DO THIS - Everything from the line containing "Type out the text in this image." to the last line of the records must be returned verbatim; nothing else belongs in the output.

DATA PROVIDED -
·····
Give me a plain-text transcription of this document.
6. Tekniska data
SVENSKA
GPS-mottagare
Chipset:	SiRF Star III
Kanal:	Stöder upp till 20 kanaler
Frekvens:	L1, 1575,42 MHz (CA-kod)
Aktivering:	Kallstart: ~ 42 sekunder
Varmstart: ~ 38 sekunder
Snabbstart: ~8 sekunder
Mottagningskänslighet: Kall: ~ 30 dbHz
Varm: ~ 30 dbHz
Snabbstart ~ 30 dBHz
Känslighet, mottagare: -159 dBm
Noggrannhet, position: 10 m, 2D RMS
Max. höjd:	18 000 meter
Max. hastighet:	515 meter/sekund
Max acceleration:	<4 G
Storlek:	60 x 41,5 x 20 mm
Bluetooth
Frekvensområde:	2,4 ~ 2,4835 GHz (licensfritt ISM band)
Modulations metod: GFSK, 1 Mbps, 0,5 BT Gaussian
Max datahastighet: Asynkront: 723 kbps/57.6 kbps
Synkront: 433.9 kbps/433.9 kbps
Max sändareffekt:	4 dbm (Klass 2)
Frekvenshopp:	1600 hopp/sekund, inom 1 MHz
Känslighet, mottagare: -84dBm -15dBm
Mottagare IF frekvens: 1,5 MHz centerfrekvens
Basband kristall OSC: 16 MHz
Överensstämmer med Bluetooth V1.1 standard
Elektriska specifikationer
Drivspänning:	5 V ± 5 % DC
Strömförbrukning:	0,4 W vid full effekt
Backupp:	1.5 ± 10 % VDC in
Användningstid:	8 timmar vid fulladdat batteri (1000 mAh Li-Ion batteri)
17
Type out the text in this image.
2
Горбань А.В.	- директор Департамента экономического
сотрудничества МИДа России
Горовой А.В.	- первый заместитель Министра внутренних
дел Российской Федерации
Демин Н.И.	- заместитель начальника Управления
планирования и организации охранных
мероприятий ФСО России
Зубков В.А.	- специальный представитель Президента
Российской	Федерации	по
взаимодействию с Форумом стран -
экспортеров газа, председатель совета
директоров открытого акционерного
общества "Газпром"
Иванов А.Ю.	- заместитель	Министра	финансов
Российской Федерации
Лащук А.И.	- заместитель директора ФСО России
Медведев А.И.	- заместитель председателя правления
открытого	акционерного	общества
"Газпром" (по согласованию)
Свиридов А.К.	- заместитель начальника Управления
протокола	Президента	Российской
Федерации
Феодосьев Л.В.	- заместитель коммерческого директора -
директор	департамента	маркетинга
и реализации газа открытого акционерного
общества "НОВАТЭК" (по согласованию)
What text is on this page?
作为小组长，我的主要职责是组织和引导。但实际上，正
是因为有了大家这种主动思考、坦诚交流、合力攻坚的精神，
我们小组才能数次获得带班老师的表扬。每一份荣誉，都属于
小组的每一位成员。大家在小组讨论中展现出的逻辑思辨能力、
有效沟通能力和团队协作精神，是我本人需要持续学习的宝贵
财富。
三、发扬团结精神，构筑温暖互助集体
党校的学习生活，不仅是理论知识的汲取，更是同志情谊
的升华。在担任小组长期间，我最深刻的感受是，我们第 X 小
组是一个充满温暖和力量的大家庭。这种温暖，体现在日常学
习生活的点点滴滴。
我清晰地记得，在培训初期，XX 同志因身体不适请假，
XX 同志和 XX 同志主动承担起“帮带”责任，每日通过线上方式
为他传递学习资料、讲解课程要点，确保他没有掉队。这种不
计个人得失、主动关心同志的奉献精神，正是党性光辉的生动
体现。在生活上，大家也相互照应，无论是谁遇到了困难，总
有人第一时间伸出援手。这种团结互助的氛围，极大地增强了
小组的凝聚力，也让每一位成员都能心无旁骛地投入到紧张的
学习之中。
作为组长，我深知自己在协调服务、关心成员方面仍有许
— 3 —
·····
THE RESPONSE -
Type out the text in this image.
2
Горбань А.В.	- директор Департамента экономического
сотрудничества МИДа России
Горовой А.В.	- первый заместитель Министра внутренних
дел Российской Федерации
Демин Н.И.	- заместитель начальника Управления
планирования и организации охранных
мероприятий ФСО России
Зубков В.А.	- специальный представитель Президента
Российской	Федерации	по
взаимодействию с Форумом стран -
экспортеров газа, председатель совета
директоров открытого акционерного
общества "Газпром"
Иванов А.Ю.	- заместитель	Министра	финансов
Российской Федерации
Лащук А.И.	- заместитель директора ФСО России
Медведев А.И.	- заместитель председателя правления
открытого	акционерного	общества
"Газпром" (по согласованию)
Свиридов А.К.	- заместитель начальника Управления
протокола	Президента	Российской
Федерации
Феодосьев Л.В.	- заместитель коммерческого директора -
директор	департамента	маркетинга
и реализации газа открытого акционерного
общества "НОВАТЭК" (по согласованию)
What text is on this page?
作为小组长，我的主要职责是组织和引导。但实际上，正
是因为有了大家这种主动思考、坦诚交流、合力攻坚的精神，
我们小组才能数次获得带班老师的表扬。每一份荣誉，都属于
小组的每一位成员。大家在小组讨论中展现出的逻辑思辨能力、
有效沟通能力和团队协作精神，是我本人需要持续学习的宝贵
财富。
三、发扬团结精神，构筑温暖互助集体
党校的学习生活，不仅是理论知识的汲取，更是同志情谊
的升华。在担任小组长期间，我最深刻的感受是，我们第 X 小
组是一个充满温暖和力量的大家庭。这种温暖，体现在日常学
习生活的点点滴滴。
我清晰地记得，在培训初期，XX 同志因身体不适请假，
XX 同志和 XX 同志主动承担起“帮带”责任，每日通过线上方式
为他传递学习资料、讲解课程要点，确保他没有掉队。这种不
计个人得失、主动关心同志的奉献精神，正是党性光辉的生动
体现。在生活上，大家也相互照应，无论是谁遇到了困难，总
有人第一时间伸出援手。这种团结互助的氛围，极大地增强了
小组的凝聚力，也让每一位成员都能心无旁骛地投入到紧张的
学习之中。
作为组长，我深知自己在协调服务、关心成员方面仍有许
— 3 —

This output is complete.